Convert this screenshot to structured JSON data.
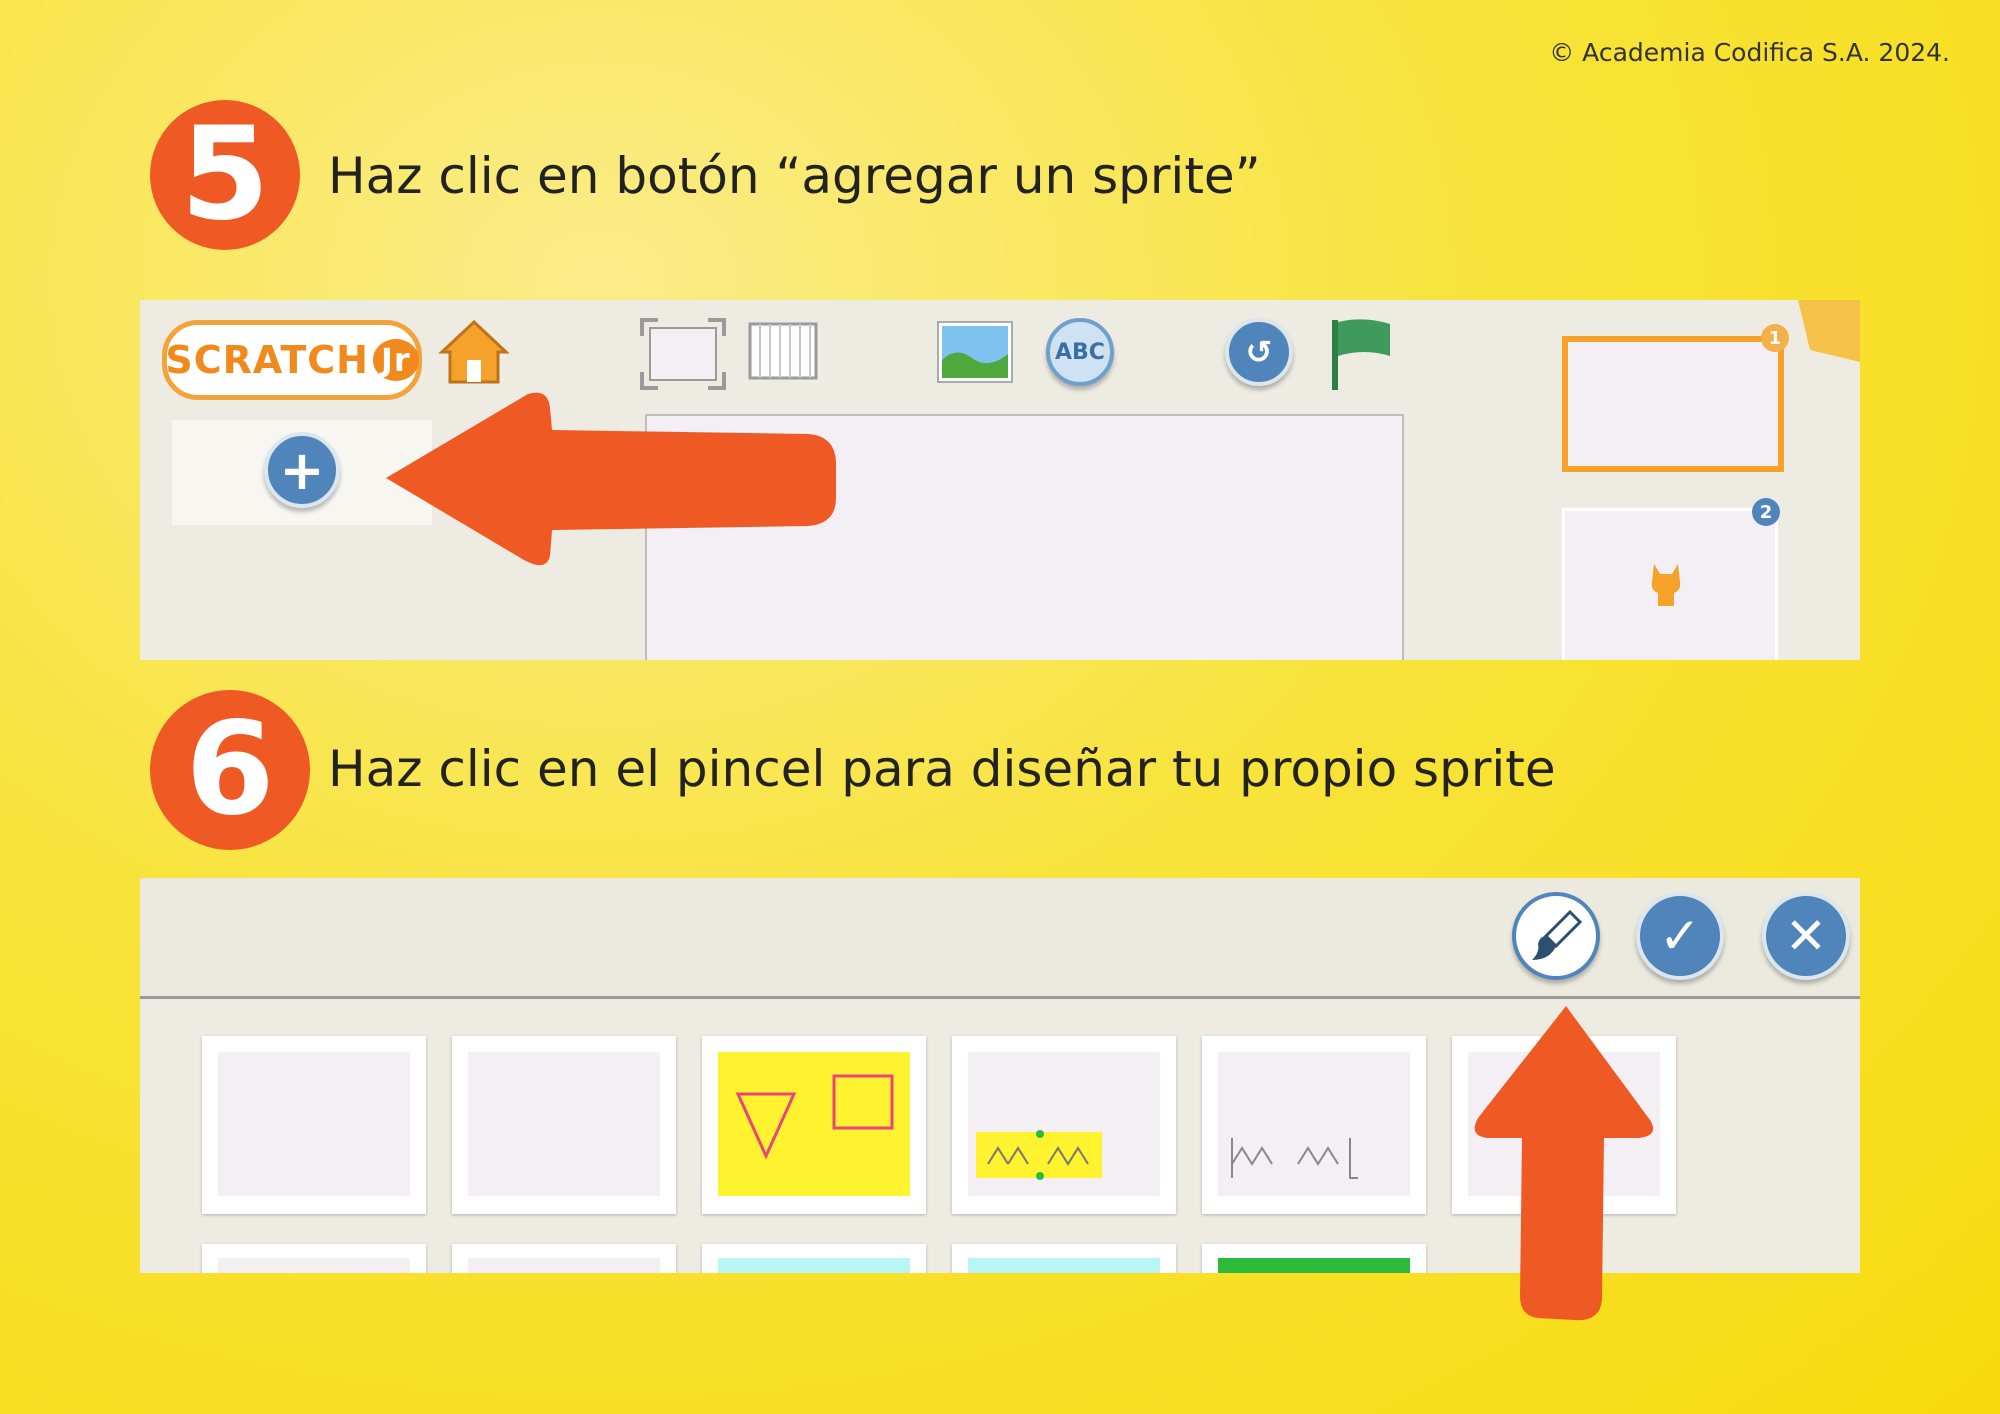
{
  "copyright": "© Academia Codifica S.A. 2024.",
  "steps": [
    {
      "number": "5",
      "text": "Haz clic en botón “agregar un sprite”"
    },
    {
      "number": "6",
      "text": "Haz clic en el pincel para diseñar tu propio sprite"
    }
  ],
  "scratchjr": {
    "logo": "SCRATCH",
    "logo_suffix": "Jr",
    "pages": [
      {
        "number": "1",
        "selected": true
      },
      {
        "number": "2",
        "selected": false
      }
    ],
    "add_sprite_symbol": "+",
    "flag_color": "#3f9a5b"
  },
  "library": {
    "tile_colors": [
      "#f3eff5",
      "#f3eff5",
      "#fff22e",
      "#f3eff5",
      "#f3eff5",
      "#f3eff5"
    ],
    "second_row_colors": [
      "#f3eff5",
      "#f3eff5",
      "#b8f5f7",
      "#b8f5f7",
      "#2dba3a"
    ]
  },
  "colors": {
    "accent_orange": "#ef5a24",
    "button_blue": "#4f85ba",
    "background_yellow": "#f7db0e"
  }
}
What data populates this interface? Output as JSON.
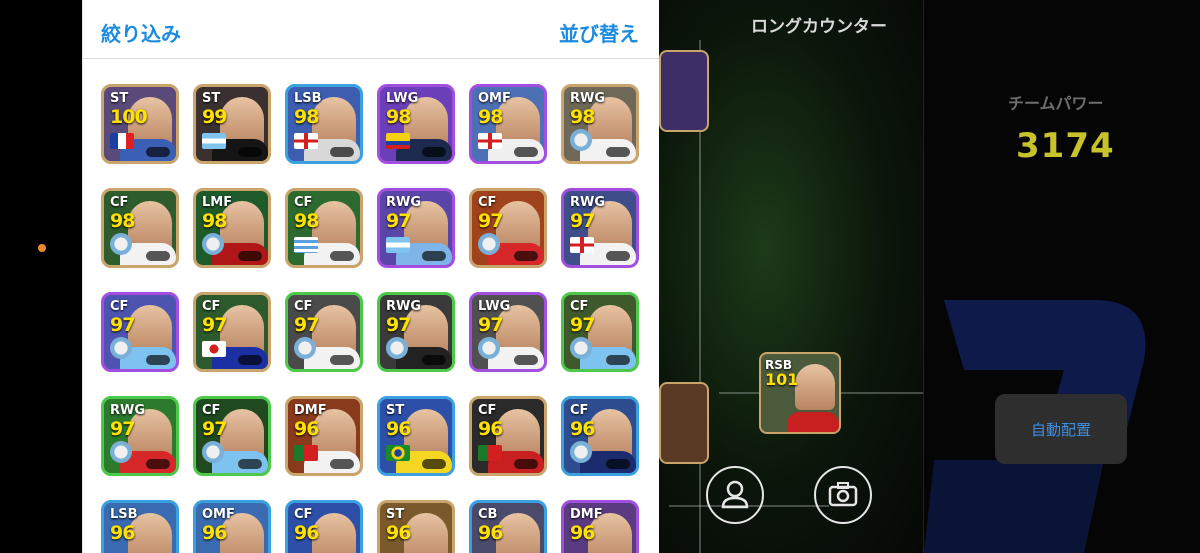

▬▬▬

> **Task directions**: Using the listing, copy every line where the word "text" shows up.

> **Task output**:
      "text": "Haz clic en botón “agregar un sprite”"
      "text": "Haz clic en el pincel para diseñar tu propio sprite"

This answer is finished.